### Problems
1 > In the RoCE training guide, which two steps of the recommended deployment order involve machine configuration changes that require a node reboot?
2 > Continue the RoCE training guide from its last step.

### Selection
···
RoCE multi-node AI training on Red Hat OpenShift

Learn how to run distributed AI training on Red Hat OpenShift using RoCE with this step-by-step guide from manual setup to fully automated training.

Start your AI journey on OpenShift

In this lesson, you'll learn how to set up an OpenShift environment for running distributed AI workloads with PyTorch. This involves deploying several cluster operators, configuring the network for RDMA over Converged Ethernet (RoCE), and setting up GPU resources.

Prerequisites:

  • A running OpenShift cluster.
  • Basic familiarity with OpenShift operator deployment.
  • Access to GPUs for training.

In this lesson, you will:

  • Understand the workflow for setting up AI workloads on OpenShift.
  • Deploy cluster operators necessary for running distributed training.
  • Set up your network for RoCE.

Training flow and hardware diagram

The workflow diagram (Figure 1) highlights all the components we’ll use and how they will work together to execute the training task. The hardware (HW) diagram below breaks down the topology of the infrastructure, illustrating the final form of the cluster (Figure 2).

A diagram showing the workflow of AI training on OpenShift, highlighting the interaction between components like the OpenShift cluster, GPU resources, network setup, and PyTorch training pods.
Figure 1: AI training workflow on OpenShift.
A hardware diagram displaying the infrastructure topology for AI training. It shows the connection between nodes, GPUs, RoCE network, and storage setup in a distributed environment.
Figure 2: AI training infrastructure topology.

Cluster operators deployment 

In OpenShift, operators can be deployed either through the OperatorHub UI or via YAML files using the CLI. For this setup, it's recommended to follow this order of deployment:

  1. Apply the tuned profile (if necessary).
  2. Create the Node Feature Discovery Operator and its NodeFeatureDiscovery and NetworkAttachmentDefinition resources.
  3. Deploy the OpenShift single root input/output virtualization (SR-IOV) Operator, including its SriovNetworkNodePolicy.
  4. Deploy the NVIDIA Network Operator and its corresponding NicClusterPolicy.
  5. Deploy the NVIDIA GPU Operator and its NicClusterPolicy.
  6. Deploy Red Hat OpenShift Service Mesh.
  7. Deploy Red Hat OpenShift AI.

This deployment order is recommended but not mandatory. Steps 1 and 3 involve machine configuration changes that will necessitate a node reboot. Completing these steps early ensures that node draining and other operations are handled at the start of the cluster’s lifecycle, minimizing the need for large-scale migrations and speeding up these processes initially.

OpenShift has simplified the operator deployment process. Follow the steps below to deploy the NVIDIA GPU Operator:

  1. Access your OpenShift dashboard.
  2. In the left-hand menu, navigate to the Operators tab.
  3. Select OperatorHub.
  4. On the OperatorHub page, search for the NVIDIA GPU Operator.
  5. Select the NVIDIA GPU Operator and click Install.
···
### Data extract
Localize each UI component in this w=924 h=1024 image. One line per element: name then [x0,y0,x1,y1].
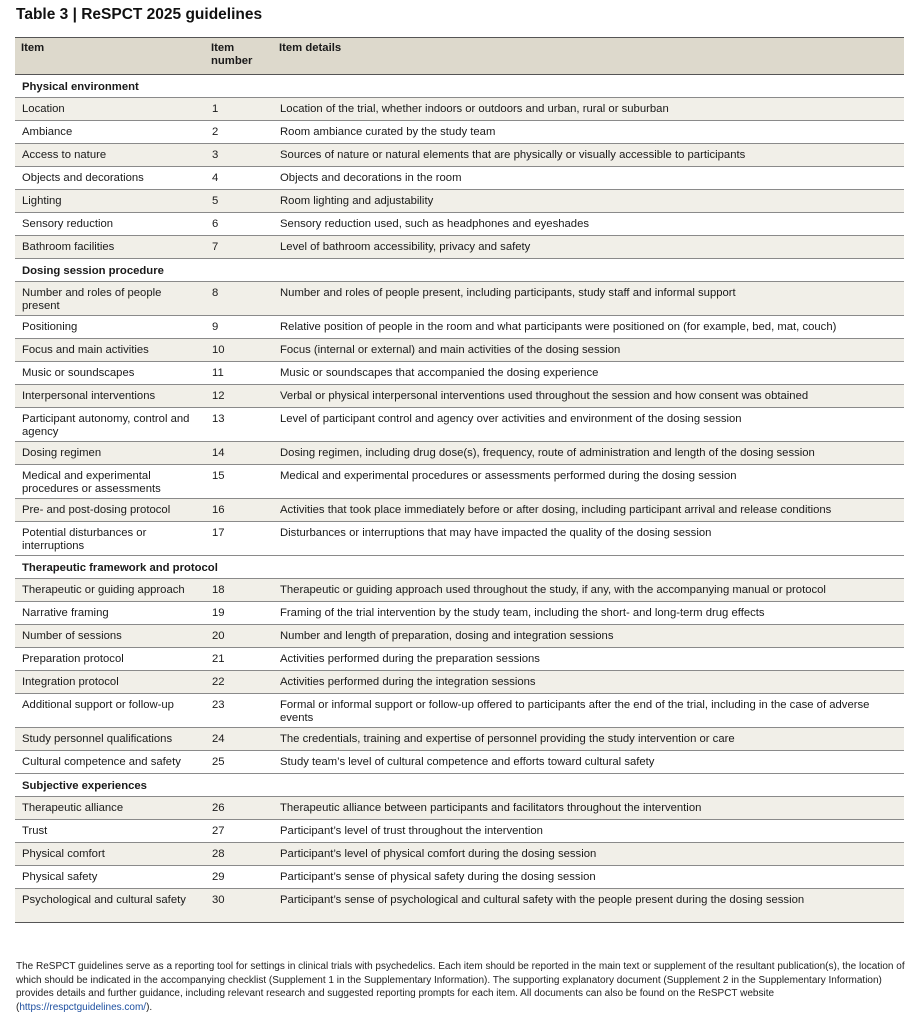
···
### Response list
1 > Steps 1 and 3: applying the tuned profile and deploying the OpenShift SR-IOV Operator with its SriovNetworkNodePolicy.

2 >
Tuned profile

Depending on the hardware used, you might be experiencing driver crashes within the NVIDIA network operator daemon pod due to its inability to unload the Intel RDMA (irdma) driver. To resolve this issue, I unloaded the driver using a performance profile.

Below is the tuned performance profile I used to blacklist the irdma driver as a workaround for the NVIDIA driver issues I encountered:

apiVersion: tuned.openshift.io/v1
kind: Tuned
metadata:
  name: openshift-node-custom
  namespace: openshift-cluster-node-tuning-operator
spec:
  profile:
  - data: |
      [main]
      summary=Custom OpenShift node profile with irdma module blacklist
      include=openshift-node
      [bootloader]
      cmdline_openshift_node_custom=module_blacklist=irdma
    name: openshift-node-custom

  recommend:
  - machineConfigLabels:
      machineconfiguration.openshift.io/role: "master"
    priority: 20
    profile: openshift-node-custom

Node Feature Discovery Operator

This operator is a tool that manages the detection of hardware features and configuration. It will detect the GPUs you are using as well as other types of hardware. 

When using an Infiniband, we need to have the following devices whitelisted (0207 for IB and 02 for network controller):

pci:
        deviceClassWhitelist:
          - "0200"
          - "03"
          - "12"
          - "02"
          - "0207"

This can be done after deployment by editing the NodeFeatureDiscovery with CLI:

oc edit NodeFeatureDiscovery -n openshift-nfd

It can also be done during/after deployment through the UI (steps described below). This method applies to any operator.

To do this through the UI:

  1. Access your OpenShift dashboard.
  2. In the left-hand menu, navigate to the Installed Operators tab.
  3. Search for the Node Feature Discovery Operator.
  4. Select the Node Feature Discovery Operator.
  5. In the menu along the top of the page, navigate to the NodeFeatureDiscovery tab.
  6. Click the Create NodeFeatureDiscovery button.
  7. In the YAML file that opens, go to DeviceClassWhiteList and add an additional line -“xxx” at the same indent level as the line above.
  8. Click Create.

Now we can verify that the IB resource was detected by running:

oc describe node | grep -E 'Roles|pci' | grep pci-15b3

Below is the output example on the cluster:

feature.node.kubernetes.io/pci-15b3.present=true
feature.node.kubernetes.io/pci-15b3.present=true
feature.node.kubernetes.io/pci-15b3.present=true

OpenShift SR-IOV Operator

Upon deployment of the operator, a default SriovNetworkNodePolicy will be created. In this specific case, no other policy is required.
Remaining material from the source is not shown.